◆ What to produce
Each entry must be written out again exactly as it stands.

Document text records:
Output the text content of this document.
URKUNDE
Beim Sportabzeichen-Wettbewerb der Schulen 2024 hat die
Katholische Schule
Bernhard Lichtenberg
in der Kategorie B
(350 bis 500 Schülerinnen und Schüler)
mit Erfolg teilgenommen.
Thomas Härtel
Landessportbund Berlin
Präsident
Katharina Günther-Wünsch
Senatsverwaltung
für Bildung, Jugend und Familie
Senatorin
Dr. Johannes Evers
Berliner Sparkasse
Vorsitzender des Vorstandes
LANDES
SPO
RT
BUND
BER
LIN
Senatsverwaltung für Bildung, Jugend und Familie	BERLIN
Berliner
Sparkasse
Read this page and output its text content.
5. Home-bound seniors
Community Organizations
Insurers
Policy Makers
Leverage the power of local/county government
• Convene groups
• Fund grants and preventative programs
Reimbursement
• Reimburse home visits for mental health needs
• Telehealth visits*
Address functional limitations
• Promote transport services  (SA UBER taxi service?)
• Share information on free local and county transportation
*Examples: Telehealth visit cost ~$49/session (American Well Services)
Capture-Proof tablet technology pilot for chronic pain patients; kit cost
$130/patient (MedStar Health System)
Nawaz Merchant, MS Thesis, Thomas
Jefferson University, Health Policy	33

◆ Exercise result
Output the text content of this document.
URKUNDE
Beim Sportabzeichen-Wettbewerb der Schulen 2024 hat die
Katholische Schule
Bernhard Lichtenberg
in der Kategorie B
(350 bis 500 Schülerinnen und Schüler)
mit Erfolg teilgenommen.
Thomas Härtel
Landessportbund Berlin
Präsident
Katharina Günther-Wünsch
Senatsverwaltung
für Bildung, Jugend und Familie
Senatorin
Dr. Johannes Evers
Berliner Sparkasse
Vorsitzender des Vorstandes
LANDES
SPO
RT
BUND
BER
LIN
Senatsverwaltung für Bildung, Jugend und Familie	BERLIN
Berliner
Sparkasse
Read this page and output its text content.
5. Home-bound seniors
Community Organizations
Insurers
Policy Makers
Leverage the power of local/county government
• Convene groups
• Fund grants and preventative programs
Reimbursement
• Reimburse home visits for mental health needs
• Telehealth visits*
Address functional limitations
• Promote transport services  (SA UBER taxi service?)
• Share information on free local and county transportation
*Examples: Telehealth visit cost ~$49/session (American Well Services)
Capture-Proof tablet technology pilot for chronic pain patients; kit cost
$130/patient (MedStar Health System)
Nawaz Merchant, MS Thesis, Thomas
Jefferson University, Health Policy	33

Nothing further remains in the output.